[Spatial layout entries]
------------------------------------------------------------
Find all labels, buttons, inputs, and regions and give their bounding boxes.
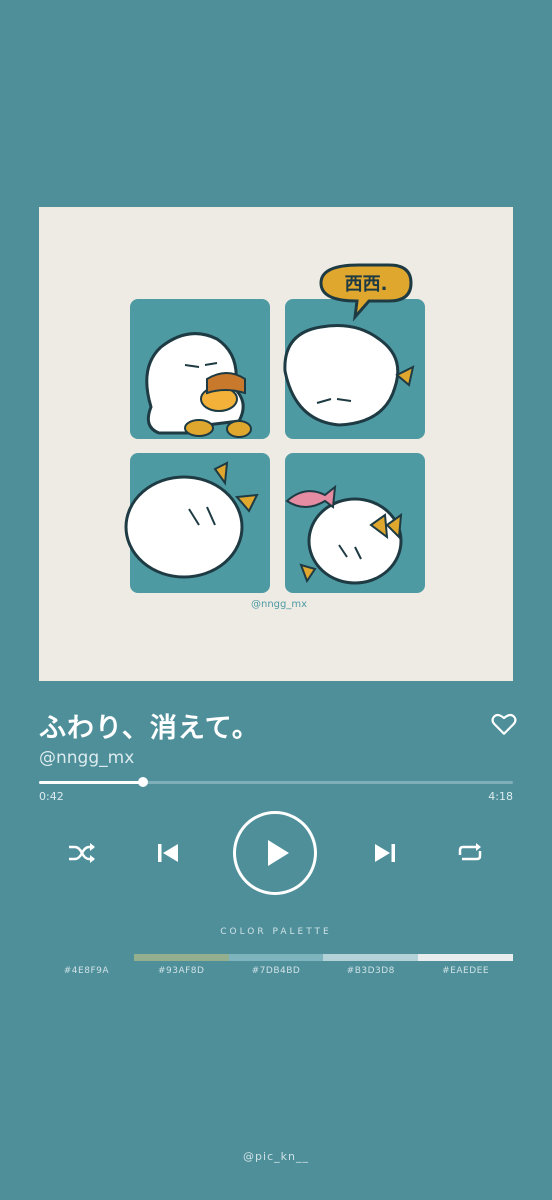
credit-handle: @pic_kn__ <box>243 1150 309 1163</box>
palette-code: #7DB4BD <box>251 966 301 976</box>
shuffle-icon <box>69 843 95 863</box>
progress-handle[interactable] <box>138 777 149 787</box>
play-button[interactable] <box>233 811 317 895</box>
artwork-signature: @nngg_mx <box>251 599 307 610</box>
artwork-illustration: 西西. @nngg_mx <box>39 207 513 681</box>
skip-next-icon <box>375 844 395 862</box>
palette-swatch <box>39 954 134 961</box>
skip-previous-icon <box>158 844 178 862</box>
play-icon <box>268 840 289 866</box>
shuffle-button[interactable] <box>67 840 97 866</box>
track-title: ふわり、消えて。 <box>39 713 260 744</box>
palette-code: #4E8F9A <box>63 966 110 976</box>
palette-code: #B3D3D8 <box>346 966 395 976</box>
palette-swatch <box>133 954 229 961</box>
artist-name[interactable]: @nngg_mx <box>39 748 134 768</box>
palette-swatch <box>228 954 324 961</box>
progress-fill <box>39 781 144 784</box>
total-time: 4:18 <box>488 790 513 803</box>
next-button[interactable] <box>373 841 397 865</box>
palette-swatch <box>323 954 419 961</box>
palette-codes: #4E8F9A #93AF8D #7DB4BD #B3D3D8 #EAEDEE <box>39 966 513 976</box>
speech-bubble-text: 西西. <box>345 274 388 295</box>
palette-swatches <box>39 954 513 961</box>
album-artwork: 西西. @nngg_mx <box>39 207 513 681</box>
heart-icon <box>491 713 517 735</box>
repeat-button[interactable] <box>456 841 484 865</box>
like-button[interactable] <box>491 712 517 736</box>
repeat-icon <box>458 843 482 861</box>
progress-bar[interactable] <box>39 777 513 787</box>
current-time: 0:42 <box>39 790 64 803</box>
palette-label: COLOR PALETTE <box>220 927 332 937</box>
previous-button[interactable] <box>156 841 180 865</box>
palette-code: #93AF8D <box>157 966 205 976</box>
palette-swatch <box>418 954 513 961</box>
palette-code: #EAEDEE <box>442 966 490 976</box>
------------------------------------------------------------
Set out every line of the material above as a numbered list, skipping blank lines and leaving out the picture.

1. Find all labels, buttons, inputs, and regions and give their bounding boxes.
2. credit-handle: @pic_kn__ <box>243 1150 309 1163</box>
3. palette-code: #7DB4BD <box>251 966 301 976</box>
4. shuffle-icon <box>69 843 95 863</box>
5. progress-handle[interactable] <box>138 777 149 787</box>
6. play-button[interactable] <box>233 811 317 895</box>
7. artwork-signature: @nngg_mx <box>251 599 307 610</box>
8. artwork-illustration: 西西. @nngg_mx <box>39 207 513 681</box>
9. skip-next-icon <box>375 844 395 862</box>
10. palette-swatch <box>39 954 134 961</box>
11. skip-previous-icon <box>158 844 178 862</box>
12. play-icon <box>268 840 289 866</box>
13. shuffle-button[interactable] <box>67 840 97 866</box>
14. track-title: ふわり、消えて。 <box>39 713 260 744</box>
15. palette-code: #4E8F9A <box>63 966 110 976</box>
16. palette-code: #B3D3D8 <box>346 966 395 976</box>
17. palette-swatch <box>133 954 229 961</box>
18. artist-name[interactable]: @nngg_mx <box>39 748 134 768</box>
19. palette-swatch <box>228 954 324 961</box>
20. progress-fill <box>39 781 144 784</box>
21. total-time: 4:18 <box>488 790 513 803</box>
22. next-button[interactable] <box>373 841 397 865</box>
23. palette-swatch <box>323 954 419 961</box>
24. palette-codes: #4E8F9A #93AF8D #7DB4BD #B3D3D8 #EAEDEE <box>39 966 513 976</box>
25. speech-bubble-text: 西西. <box>345 274 388 295</box>
26. palette-swatches <box>39 954 513 961</box>
27. album-artwork: 西西. @nngg_mx <box>39 207 513 681</box>
28. heart-icon <box>491 713 517 735</box>
29. repeat-button[interactable] <box>456 841 484 865</box>
30. like-button[interactable] <box>491 712 517 736</box>
31. repeat-icon <box>458 843 482 861</box>
32. progress-bar[interactable] <box>39 777 513 787</box>
33. current-time: 0:42 <box>39 790 64 803</box>
34. palette-label: COLOR PALETTE <box>220 927 332 937</box>
35. previous-button[interactable] <box>156 841 180 865</box>
36. palette-code: #93AF8D <box>157 966 205 976</box>
37. palette-swatch <box>418 954 513 961</box>
38. palette-code: #EAEDEE <box>442 966 490 976</box>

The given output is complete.